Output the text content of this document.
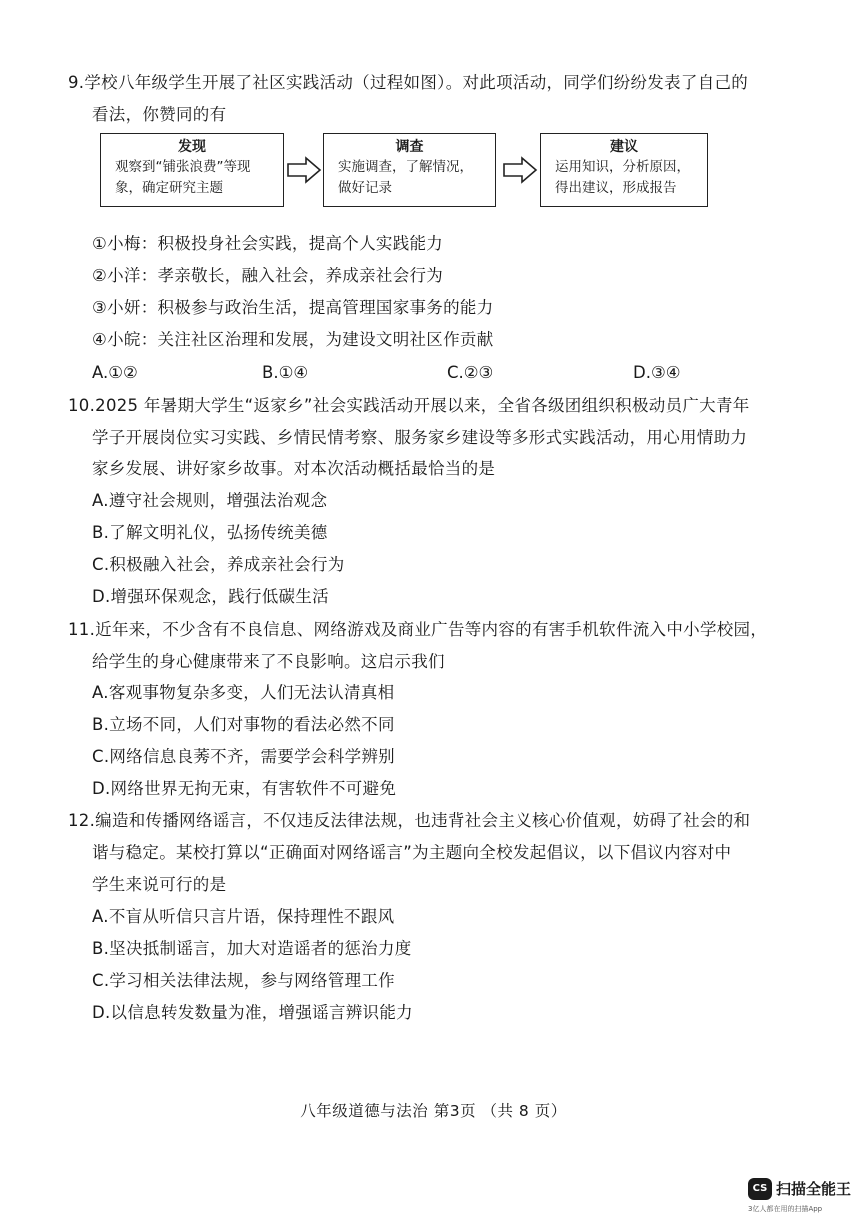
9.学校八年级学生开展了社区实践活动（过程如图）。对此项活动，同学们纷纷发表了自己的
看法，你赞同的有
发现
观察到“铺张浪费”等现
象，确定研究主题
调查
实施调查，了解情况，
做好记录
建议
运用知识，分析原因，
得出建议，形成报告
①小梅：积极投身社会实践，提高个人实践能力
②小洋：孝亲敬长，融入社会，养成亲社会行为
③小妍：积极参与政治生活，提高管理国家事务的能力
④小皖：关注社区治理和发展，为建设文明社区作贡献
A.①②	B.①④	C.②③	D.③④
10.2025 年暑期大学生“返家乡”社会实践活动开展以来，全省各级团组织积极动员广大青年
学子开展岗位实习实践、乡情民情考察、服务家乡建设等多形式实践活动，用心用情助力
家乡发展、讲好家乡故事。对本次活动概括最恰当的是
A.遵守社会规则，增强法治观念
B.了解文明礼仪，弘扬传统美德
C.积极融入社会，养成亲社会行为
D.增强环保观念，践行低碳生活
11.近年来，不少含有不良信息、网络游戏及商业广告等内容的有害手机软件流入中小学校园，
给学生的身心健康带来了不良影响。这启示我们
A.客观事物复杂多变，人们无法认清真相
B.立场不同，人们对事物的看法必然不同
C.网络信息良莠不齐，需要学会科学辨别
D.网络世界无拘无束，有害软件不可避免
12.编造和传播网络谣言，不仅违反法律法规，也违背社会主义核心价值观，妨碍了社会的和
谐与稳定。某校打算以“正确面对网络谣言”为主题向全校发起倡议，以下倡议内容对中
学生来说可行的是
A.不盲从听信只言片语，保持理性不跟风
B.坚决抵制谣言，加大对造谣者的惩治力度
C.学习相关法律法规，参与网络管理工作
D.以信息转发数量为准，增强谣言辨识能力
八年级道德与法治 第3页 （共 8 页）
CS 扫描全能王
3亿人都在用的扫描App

## Short task
Transcribe the material exactly, leaving every picture out.

## Result of the task
Output the text content of this document.
9.学校八年级学生开展了社区实践活动（过程如图）。对此项活动，同学们纷纷发表了自己的
看法，你赞同的有
发现
观察到“铺张浪费”等现
象，确定研究主题
调查
实施调查，了解情况，
做好记录
建议
运用知识，分析原因，
得出建议，形成报告
①小梅：积极投身社会实践，提高个人实践能力
②小洋：孝亲敬长，融入社会，养成亲社会行为
③小妍：积极参与政治生活，提高管理国家事务的能力
④小皖：关注社区治理和发展，为建设文明社区作贡献
A.①②	B.①④	C.②③	D.③④
10.2025 年暑期大学生“返家乡”社会实践活动开展以来，全省各级团组织积极动员广大青年
学子开展岗位实习实践、乡情民情考察、服务家乡建设等多形式实践活动，用心用情助力
家乡发展、讲好家乡故事。对本次活动概括最恰当的是
A.遵守社会规则，增强法治观念
B.了解文明礼仪，弘扬传统美德
C.积极融入社会，养成亲社会行为
D.增强环保观念，践行低碳生活
11.近年来，不少含有不良信息、网络游戏及商业广告等内容的有害手机软件流入中小学校园，
给学生的身心健康带来了不良影响。这启示我们
A.客观事物复杂多变，人们无法认清真相
B.立场不同，人们对事物的看法必然不同
C.网络信息良莠不齐，需要学会科学辨别
D.网络世界无拘无束，有害软件不可避免
12.编造和传播网络谣言，不仅违反法律法规，也违背社会主义核心价值观，妨碍了社会的和
谐与稳定。某校打算以“正确面对网络谣言”为主题向全校发起倡议，以下倡议内容对中
学生来说可行的是
A.不盲从听信只言片语，保持理性不跟风
B.坚决抵制谣言，加大对造谣者的惩治力度
C.学习相关法律法规，参与网络管理工作
D.以信息转发数量为准，增强谣言辨识能力
八年级道德与法治 第3页 （共 8 页）
CS 扫描全能王
3亿人都在用的扫描App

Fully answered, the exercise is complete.